Rows from a dataset:
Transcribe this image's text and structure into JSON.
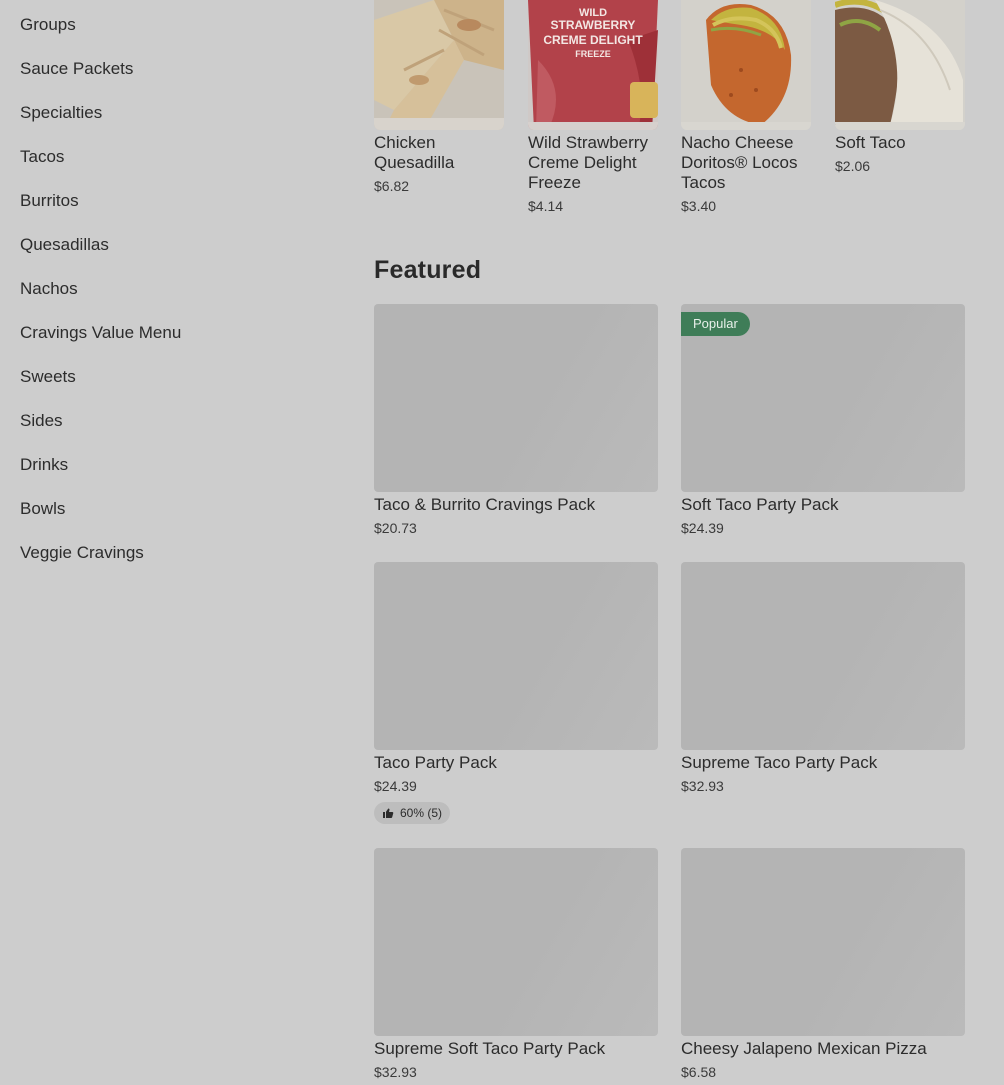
{
  "sidebar": {
    "items": [
      {
        "label": "Groups"
      },
      {
        "label": "Sauce Packets"
      },
      {
        "label": "Specialties"
      },
      {
        "label": "Tacos"
      },
      {
        "label": "Burritos"
      },
      {
        "label": "Quesadillas"
      },
      {
        "label": "Nachos"
      },
      {
        "label": "Cravings Value Menu"
      },
      {
        "label": "Sweets"
      },
      {
        "label": "Sides"
      },
      {
        "label": "Drinks"
      },
      {
        "label": "Bowls"
      },
      {
        "label": "Veggie Cravings"
      }
    ]
  },
  "carousel": {
    "items": [
      {
        "name": "Chicken Quesadilla",
        "price": "$6.82",
        "image": "chicken-quesadilla-image"
      },
      {
        "name": "Wild Strawberry Creme Delight Freeze",
        "price": "$4.14",
        "image": "strawberry-freeze-image",
        "cup_text_1": "WILD",
        "cup_text_2": "STRAWBERRY",
        "cup_text_3": "CREME DELIGHT",
        "cup_text_4": "FREEZE"
      },
      {
        "name": "Nacho Cheese Doritos® Locos Tacos",
        "price": "$3.40",
        "image": "doritos-locos-taco-image"
      },
      {
        "name": "Soft Taco",
        "price": "$2.06",
        "image": "soft-taco-image"
      }
    ]
  },
  "featured": {
    "title": "Featured",
    "items": [
      {
        "name": "Taco & Burrito Cravings Pack",
        "price": "$20.73"
      },
      {
        "name": "Soft Taco Party Pack",
        "price": "$24.39",
        "badge": "Popular"
      },
      {
        "name": "Taco Party Pack",
        "price": "$24.39",
        "rating": "60% (5)"
      },
      {
        "name": "Supreme Taco Party Pack",
        "price": "$32.93"
      },
      {
        "name": "Supreme Soft Taco Party Pack",
        "price": "$32.93"
      },
      {
        "name": "Cheesy Jalapeno Mexican Pizza",
        "price": "$6.58"
      }
    ]
  },
  "colors": {
    "overlay_background": "#cdcdcd",
    "popular_badge": "#3f7d58",
    "image_placeholder": "#b4b4b4"
  }
}
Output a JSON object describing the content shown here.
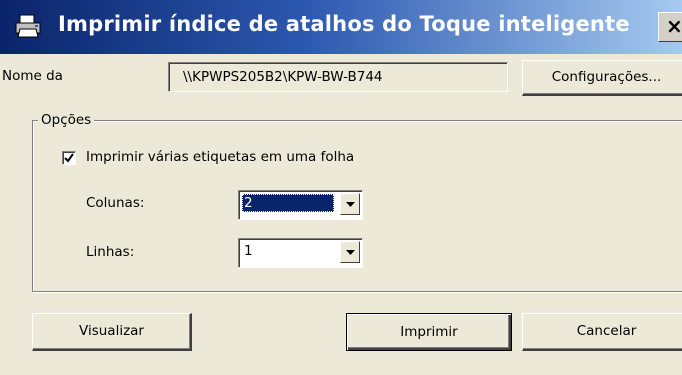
{
  "window": {
    "title": "Imprimir índice de atalhos do Toque inteligente",
    "close_glyph": "×",
    "icon": "printer-icon"
  },
  "printer": {
    "label": "Nome da",
    "value": "\\\\KPWPS205B2\\KPW-BW-B744",
    "settings_button": "Configurações..."
  },
  "options": {
    "group_label": "Opções",
    "multi_label_checkbox": {
      "label": "Imprimir várias etiquetas em uma folha",
      "checked": true
    },
    "columns": {
      "label": "Colunas:",
      "value": "2"
    },
    "rows": {
      "label": "Linhas:",
      "value": "1"
    }
  },
  "buttons": {
    "preview": "Visualizar",
    "print": "Imprimir",
    "cancel": "Cancelar"
  },
  "colors": {
    "titlebar_start": "#0a246a",
    "titlebar_end": "#a6caf0",
    "face": "#ece9d8",
    "selection": "#0a246a"
  }
}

▸ The request
Make a word-for-word copy of the entries, without any pictures.

▸ Right answer
Transcribe this image's text and structure into JSON.
{
  "sidebar": {
    "items": [
      {
        "label": "Groups"
      },
      {
        "label": "Sauce Packets"
      },
      {
        "label": "Specialties"
      },
      {
        "label": "Tacos"
      },
      {
        "label": "Burritos"
      },
      {
        "label": "Quesadillas"
      },
      {
        "label": "Nachos"
      },
      {
        "label": "Cravings Value Menu"
      },
      {
        "label": "Sweets"
      },
      {
        "label": "Sides"
      },
      {
        "label": "Drinks"
      },
      {
        "label": "Bowls"
      },
      {
        "label": "Veggie Cravings"
      }
    ]
  },
  "carousel": {
    "items": [
      {
        "name": "Chicken Quesadilla",
        "price": "$6.82",
        "image": "chicken-quesadilla-image"
      },
      {
        "name": "Wild Strawberry Creme Delight Freeze",
        "price": "$4.14",
        "image": "strawberry-freeze-image",
        "cup_text_1": "WILD",
        "cup_text_2": "STRAWBERRY",
        "cup_text_3": "CREME DELIGHT",
        "cup_text_4": "FREEZE"
      },
      {
        "name": "Nacho Cheese Doritos® Locos Tacos",
        "price": "$3.40",
        "image": "doritos-locos-taco-image"
      },
      {
        "name": "Soft Taco",
        "price": "$2.06",
        "image": "soft-taco-image"
      }
    ]
  },
  "featured": {
    "title": "Featured",
    "items": [
      {
        "name": "Taco & Burrito Cravings Pack",
        "price": "$20.73"
      },
      {
        "name": "Soft Taco Party Pack",
        "price": "$24.39",
        "badge": "Popular"
      },
      {
        "name": "Taco Party Pack",
        "price": "$24.39",
        "rating": "60% (5)"
      },
      {
        "name": "Supreme Taco Party Pack",
        "price": "$32.93"
      },
      {
        "name": "Supreme Soft Taco Party Pack",
        "price": "$32.93"
      },
      {
        "name": "Cheesy Jalapeno Mexican Pizza",
        "price": "$6.58"
      }
    ]
  },
  "colors": {
    "overlay_background": "#cdcdcd",
    "popular_badge": "#3f7d58",
    "image_placeholder": "#b4b4b4"
  }
}
Output a JSON object describing the content shown here.
{
  "window": {
    "title": "Imprimir índice de atalhos do Toque inteligente",
    "close_glyph": "×",
    "icon": "printer-icon"
  },
  "printer": {
    "label": "Nome da",
    "value": "\\\\KPWPS205B2\\KPW-BW-B744",
    "settings_button": "Configurações..."
  },
  "options": {
    "group_label": "Opções",
    "multi_label_checkbox": {
      "label": "Imprimir várias etiquetas em uma folha",
      "checked": true
    },
    "columns": {
      "label": "Colunas:",
      "value": "2"
    },
    "rows": {
      "label": "Linhas:",
      "value": "1"
    }
  },
  "buttons": {
    "preview": "Visualizar",
    "print": "Imprimir",
    "cancel": "Cancelar"
  },
  "colors": {
    "titlebar_start": "#0a246a",
    "titlebar_end": "#a6caf0",
    "face": "#ece9d8",
    "selection": "#0a246a"
  }
}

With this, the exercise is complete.